» **Instruction**:
Collect each line containing "Frequency".

== == ==

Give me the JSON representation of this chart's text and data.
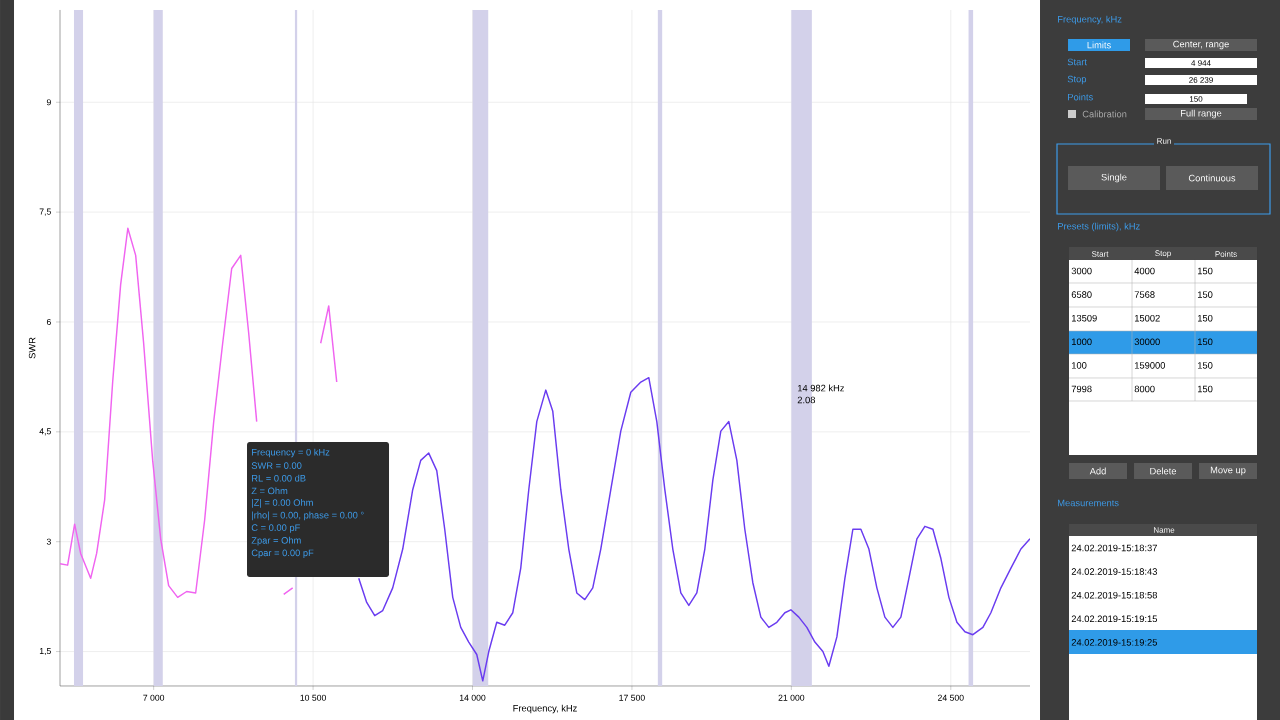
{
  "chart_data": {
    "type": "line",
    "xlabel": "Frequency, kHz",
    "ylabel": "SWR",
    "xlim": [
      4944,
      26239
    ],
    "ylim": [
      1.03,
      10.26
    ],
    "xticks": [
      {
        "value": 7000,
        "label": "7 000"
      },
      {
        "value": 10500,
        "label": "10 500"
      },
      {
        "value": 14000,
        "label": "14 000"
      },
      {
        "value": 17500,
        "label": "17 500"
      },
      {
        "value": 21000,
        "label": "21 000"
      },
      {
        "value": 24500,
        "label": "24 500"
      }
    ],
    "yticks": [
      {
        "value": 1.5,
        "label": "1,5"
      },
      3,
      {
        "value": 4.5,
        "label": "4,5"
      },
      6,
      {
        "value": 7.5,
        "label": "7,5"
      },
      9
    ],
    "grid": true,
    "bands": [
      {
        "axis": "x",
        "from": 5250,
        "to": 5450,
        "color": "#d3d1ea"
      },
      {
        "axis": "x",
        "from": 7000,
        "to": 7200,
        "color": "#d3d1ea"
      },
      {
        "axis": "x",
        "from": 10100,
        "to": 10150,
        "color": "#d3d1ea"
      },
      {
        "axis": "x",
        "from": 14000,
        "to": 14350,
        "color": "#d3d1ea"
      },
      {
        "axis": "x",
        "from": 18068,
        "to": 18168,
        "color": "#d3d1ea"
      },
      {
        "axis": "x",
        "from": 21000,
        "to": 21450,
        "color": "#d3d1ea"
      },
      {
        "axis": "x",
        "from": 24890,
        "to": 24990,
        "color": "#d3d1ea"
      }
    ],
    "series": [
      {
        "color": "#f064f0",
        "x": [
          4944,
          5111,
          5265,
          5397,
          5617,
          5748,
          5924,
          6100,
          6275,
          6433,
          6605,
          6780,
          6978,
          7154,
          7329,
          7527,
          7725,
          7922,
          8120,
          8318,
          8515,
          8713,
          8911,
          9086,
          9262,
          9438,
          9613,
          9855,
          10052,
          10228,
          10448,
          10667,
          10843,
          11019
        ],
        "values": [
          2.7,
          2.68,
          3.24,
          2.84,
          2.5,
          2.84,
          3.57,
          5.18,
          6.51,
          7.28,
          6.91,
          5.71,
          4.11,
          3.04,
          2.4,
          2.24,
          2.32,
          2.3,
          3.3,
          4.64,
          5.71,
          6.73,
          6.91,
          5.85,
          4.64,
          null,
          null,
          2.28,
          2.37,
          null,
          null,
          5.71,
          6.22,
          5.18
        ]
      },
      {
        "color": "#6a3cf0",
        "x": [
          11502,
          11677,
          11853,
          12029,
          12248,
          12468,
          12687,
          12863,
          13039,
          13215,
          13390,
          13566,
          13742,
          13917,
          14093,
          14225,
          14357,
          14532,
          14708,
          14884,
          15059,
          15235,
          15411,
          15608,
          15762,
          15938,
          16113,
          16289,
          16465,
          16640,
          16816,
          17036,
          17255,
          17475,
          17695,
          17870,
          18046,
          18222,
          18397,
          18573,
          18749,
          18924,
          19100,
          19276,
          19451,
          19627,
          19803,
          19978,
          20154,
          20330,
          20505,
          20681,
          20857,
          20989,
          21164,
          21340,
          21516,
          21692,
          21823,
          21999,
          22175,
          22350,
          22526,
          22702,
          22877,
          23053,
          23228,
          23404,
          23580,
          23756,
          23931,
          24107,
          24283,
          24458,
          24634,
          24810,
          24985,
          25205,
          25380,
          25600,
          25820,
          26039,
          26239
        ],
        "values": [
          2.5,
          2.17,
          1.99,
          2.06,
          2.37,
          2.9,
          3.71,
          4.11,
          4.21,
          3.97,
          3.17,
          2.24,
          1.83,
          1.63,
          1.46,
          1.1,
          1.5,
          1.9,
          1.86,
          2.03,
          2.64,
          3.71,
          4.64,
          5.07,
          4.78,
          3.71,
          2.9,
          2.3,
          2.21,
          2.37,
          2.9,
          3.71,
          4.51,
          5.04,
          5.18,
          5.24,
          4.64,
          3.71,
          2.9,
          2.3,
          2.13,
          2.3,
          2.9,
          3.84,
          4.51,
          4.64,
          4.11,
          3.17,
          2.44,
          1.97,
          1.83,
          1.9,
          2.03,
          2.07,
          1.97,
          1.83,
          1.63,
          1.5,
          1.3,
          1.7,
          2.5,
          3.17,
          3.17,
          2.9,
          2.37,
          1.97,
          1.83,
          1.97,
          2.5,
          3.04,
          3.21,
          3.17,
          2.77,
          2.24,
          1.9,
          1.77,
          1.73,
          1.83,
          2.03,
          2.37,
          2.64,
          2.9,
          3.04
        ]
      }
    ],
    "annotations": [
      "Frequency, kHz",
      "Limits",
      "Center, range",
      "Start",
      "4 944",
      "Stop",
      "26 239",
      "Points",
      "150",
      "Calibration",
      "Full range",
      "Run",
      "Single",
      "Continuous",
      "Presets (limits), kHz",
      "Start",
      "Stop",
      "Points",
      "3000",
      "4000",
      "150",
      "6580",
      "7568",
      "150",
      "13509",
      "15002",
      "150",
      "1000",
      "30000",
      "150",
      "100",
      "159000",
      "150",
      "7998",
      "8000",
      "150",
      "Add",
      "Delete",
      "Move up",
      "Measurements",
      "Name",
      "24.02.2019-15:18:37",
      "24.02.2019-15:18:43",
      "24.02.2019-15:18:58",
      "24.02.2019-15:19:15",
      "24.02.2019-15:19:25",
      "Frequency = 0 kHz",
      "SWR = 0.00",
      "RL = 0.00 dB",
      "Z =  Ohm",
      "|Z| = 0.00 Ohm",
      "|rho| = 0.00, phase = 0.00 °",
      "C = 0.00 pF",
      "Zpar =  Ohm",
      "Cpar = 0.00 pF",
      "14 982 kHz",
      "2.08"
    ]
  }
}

== == ==

» **The output**:
    "xlabel": "Frequency, kHz",
      "Frequency, kHz",
      "Frequency = 0 kHz",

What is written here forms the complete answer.